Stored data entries
= = =
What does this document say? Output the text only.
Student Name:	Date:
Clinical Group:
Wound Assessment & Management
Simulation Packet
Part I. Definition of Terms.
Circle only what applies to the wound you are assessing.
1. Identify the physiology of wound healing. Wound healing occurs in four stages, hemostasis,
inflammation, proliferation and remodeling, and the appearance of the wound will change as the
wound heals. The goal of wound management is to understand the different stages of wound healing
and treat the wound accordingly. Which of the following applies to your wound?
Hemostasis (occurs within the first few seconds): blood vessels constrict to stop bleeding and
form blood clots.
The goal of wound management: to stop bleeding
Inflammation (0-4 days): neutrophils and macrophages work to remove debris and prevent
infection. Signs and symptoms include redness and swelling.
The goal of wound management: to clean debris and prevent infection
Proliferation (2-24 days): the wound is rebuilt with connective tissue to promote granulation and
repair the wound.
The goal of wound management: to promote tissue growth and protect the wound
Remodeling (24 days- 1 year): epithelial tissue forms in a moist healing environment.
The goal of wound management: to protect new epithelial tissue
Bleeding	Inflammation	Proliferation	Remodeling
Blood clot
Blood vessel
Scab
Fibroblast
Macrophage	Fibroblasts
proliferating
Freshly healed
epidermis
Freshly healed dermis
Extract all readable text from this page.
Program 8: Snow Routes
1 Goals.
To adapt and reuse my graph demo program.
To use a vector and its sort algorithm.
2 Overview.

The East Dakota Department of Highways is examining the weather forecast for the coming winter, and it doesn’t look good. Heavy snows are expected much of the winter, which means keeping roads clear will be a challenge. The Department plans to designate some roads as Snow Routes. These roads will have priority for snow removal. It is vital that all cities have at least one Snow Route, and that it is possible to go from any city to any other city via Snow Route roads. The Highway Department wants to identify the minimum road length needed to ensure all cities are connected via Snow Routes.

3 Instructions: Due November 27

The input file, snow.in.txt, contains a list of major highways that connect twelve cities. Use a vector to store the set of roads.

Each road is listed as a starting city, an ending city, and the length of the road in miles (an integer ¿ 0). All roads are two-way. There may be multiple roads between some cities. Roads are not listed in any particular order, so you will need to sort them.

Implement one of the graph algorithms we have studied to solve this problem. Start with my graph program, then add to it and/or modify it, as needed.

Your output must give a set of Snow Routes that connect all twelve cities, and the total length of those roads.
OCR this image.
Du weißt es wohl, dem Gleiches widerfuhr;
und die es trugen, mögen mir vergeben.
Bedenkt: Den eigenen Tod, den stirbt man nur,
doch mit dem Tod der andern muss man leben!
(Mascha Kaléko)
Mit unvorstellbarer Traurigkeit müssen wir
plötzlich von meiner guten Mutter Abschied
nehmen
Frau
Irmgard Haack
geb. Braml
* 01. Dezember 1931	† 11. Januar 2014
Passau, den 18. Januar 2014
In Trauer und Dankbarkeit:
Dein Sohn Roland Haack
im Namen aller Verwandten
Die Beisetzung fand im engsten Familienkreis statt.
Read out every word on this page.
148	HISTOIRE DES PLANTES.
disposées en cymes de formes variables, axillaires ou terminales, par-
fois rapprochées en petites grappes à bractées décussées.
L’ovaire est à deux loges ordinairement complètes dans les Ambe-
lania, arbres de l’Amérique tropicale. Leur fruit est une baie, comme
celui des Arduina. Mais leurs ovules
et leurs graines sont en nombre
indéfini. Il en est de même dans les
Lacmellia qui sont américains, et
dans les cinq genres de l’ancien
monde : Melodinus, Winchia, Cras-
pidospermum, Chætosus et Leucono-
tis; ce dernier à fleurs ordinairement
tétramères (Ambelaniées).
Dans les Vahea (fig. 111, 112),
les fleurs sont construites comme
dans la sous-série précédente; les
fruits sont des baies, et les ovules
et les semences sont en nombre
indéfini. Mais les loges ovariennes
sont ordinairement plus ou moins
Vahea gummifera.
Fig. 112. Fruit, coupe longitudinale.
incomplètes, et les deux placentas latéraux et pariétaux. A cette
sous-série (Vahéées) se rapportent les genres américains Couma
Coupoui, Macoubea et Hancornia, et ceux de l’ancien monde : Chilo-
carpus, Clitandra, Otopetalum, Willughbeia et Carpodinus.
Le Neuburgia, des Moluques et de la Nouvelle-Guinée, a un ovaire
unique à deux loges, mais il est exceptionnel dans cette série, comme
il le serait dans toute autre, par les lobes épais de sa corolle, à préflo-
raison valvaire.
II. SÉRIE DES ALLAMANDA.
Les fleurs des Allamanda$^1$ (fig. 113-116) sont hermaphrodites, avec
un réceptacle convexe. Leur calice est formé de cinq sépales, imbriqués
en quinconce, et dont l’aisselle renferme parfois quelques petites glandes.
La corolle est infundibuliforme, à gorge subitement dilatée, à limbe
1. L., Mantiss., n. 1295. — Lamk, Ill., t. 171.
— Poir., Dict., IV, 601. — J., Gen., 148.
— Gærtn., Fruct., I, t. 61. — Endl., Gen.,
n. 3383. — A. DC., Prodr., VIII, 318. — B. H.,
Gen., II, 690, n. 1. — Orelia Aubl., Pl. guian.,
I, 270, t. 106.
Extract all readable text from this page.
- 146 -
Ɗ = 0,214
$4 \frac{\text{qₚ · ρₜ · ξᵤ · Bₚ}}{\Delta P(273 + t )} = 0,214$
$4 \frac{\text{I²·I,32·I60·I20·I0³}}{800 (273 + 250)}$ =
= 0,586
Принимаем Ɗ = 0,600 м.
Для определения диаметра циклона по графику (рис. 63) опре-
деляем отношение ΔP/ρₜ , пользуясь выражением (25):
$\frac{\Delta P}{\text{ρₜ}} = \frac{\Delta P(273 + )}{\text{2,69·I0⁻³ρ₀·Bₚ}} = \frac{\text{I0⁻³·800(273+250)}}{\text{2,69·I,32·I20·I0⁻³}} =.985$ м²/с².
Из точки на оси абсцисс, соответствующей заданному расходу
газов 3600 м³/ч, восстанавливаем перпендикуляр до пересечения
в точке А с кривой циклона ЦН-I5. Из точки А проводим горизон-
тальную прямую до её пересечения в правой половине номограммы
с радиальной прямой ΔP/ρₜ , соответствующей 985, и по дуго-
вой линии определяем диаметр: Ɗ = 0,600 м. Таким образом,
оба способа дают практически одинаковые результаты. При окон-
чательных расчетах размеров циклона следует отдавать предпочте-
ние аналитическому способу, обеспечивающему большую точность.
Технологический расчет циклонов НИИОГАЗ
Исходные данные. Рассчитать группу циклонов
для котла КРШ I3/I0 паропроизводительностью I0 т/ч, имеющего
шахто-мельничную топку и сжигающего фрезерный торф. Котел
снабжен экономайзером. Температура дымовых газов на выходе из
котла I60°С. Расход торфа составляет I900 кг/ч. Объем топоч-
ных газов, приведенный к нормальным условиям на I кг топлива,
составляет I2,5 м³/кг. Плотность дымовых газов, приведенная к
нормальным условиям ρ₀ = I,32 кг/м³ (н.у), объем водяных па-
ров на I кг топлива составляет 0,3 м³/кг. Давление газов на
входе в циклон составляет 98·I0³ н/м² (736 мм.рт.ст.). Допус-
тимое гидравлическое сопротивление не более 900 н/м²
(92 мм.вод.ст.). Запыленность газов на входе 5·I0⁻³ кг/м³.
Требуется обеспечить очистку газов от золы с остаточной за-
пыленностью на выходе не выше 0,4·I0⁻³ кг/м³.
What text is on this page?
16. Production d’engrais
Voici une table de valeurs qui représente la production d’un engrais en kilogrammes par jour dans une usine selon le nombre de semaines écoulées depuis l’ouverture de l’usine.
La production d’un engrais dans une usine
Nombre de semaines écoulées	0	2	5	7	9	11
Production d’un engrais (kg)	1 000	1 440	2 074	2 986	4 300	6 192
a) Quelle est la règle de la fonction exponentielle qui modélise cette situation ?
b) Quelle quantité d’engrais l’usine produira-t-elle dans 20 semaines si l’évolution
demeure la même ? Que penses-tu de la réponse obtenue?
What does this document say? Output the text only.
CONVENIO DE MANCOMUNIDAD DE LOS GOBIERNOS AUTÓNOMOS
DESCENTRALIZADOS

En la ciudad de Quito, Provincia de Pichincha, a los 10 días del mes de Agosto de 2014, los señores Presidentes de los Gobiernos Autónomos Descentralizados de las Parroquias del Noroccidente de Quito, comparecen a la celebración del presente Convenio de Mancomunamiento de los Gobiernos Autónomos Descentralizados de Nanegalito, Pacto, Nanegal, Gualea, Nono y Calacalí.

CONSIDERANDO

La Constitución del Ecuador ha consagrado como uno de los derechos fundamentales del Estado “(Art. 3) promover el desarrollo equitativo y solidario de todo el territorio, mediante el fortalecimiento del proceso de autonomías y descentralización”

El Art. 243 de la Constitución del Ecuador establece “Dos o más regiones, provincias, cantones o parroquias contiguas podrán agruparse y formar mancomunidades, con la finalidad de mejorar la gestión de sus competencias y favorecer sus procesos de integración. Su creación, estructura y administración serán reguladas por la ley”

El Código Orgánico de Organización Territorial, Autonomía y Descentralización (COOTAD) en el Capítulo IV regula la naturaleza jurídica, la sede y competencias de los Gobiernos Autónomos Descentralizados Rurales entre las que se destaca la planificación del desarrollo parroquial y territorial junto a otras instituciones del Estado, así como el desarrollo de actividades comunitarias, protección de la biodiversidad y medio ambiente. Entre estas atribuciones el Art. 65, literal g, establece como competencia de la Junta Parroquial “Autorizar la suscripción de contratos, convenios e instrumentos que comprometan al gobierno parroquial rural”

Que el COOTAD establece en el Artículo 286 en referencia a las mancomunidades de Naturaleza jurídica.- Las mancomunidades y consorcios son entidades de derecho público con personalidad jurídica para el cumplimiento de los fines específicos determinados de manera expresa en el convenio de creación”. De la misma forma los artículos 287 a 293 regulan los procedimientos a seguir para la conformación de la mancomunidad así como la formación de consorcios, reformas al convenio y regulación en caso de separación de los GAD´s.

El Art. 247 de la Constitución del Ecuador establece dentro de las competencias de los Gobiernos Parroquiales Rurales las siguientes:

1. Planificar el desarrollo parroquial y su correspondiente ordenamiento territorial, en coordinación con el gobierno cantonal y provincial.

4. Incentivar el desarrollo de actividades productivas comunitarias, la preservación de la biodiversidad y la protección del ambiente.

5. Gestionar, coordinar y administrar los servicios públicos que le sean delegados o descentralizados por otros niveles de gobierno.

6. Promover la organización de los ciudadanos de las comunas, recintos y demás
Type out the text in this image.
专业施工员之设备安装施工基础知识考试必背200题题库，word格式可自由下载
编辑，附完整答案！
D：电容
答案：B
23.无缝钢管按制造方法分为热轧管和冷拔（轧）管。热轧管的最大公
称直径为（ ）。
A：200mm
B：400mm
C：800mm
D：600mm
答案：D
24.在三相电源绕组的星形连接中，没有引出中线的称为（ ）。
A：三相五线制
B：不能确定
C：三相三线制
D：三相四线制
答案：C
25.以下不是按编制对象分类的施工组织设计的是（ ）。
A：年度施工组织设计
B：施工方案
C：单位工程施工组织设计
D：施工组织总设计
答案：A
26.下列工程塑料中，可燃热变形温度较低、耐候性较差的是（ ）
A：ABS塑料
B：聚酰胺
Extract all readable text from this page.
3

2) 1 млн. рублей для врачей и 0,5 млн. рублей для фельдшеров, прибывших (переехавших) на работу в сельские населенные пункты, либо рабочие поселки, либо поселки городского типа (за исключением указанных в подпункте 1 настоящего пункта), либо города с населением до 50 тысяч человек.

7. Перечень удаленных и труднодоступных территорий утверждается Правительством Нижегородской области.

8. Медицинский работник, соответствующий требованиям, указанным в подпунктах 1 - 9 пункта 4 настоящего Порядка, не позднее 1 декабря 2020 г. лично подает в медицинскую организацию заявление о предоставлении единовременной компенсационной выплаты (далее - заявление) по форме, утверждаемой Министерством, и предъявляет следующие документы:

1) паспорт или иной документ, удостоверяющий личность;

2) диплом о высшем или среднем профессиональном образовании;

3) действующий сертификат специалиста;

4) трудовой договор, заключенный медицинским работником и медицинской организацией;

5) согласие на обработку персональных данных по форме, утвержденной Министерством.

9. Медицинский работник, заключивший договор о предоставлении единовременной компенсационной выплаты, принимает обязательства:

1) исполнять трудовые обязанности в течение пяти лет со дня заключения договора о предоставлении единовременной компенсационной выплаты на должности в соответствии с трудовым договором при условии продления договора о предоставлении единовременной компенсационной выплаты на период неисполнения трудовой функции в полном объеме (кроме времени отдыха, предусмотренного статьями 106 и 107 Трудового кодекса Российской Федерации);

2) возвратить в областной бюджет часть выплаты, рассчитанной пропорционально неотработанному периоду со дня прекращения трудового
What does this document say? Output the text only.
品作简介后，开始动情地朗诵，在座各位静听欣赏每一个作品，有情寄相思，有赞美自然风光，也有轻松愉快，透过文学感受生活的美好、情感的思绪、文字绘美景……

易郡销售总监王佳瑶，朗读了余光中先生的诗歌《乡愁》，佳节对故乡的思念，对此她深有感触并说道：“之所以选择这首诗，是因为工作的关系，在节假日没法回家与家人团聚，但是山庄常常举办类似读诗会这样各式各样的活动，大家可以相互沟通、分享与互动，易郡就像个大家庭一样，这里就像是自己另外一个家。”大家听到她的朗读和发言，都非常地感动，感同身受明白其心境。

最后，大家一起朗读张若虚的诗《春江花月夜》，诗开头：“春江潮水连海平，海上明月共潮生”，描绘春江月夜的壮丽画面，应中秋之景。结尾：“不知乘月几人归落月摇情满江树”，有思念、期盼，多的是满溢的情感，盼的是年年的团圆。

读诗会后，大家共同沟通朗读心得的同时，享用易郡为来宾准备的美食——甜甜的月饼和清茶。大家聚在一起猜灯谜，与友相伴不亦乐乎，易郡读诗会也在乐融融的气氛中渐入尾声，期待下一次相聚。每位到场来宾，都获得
= = =
_Problem to solve_: Extract each line from the entries above that contains the string "monde".

_Exercise response_:
monde : Melodinus, Winchia, Cras-
Coupoui, Macoubea et Hancornia, et ceux de l’ancien monde : Chilo-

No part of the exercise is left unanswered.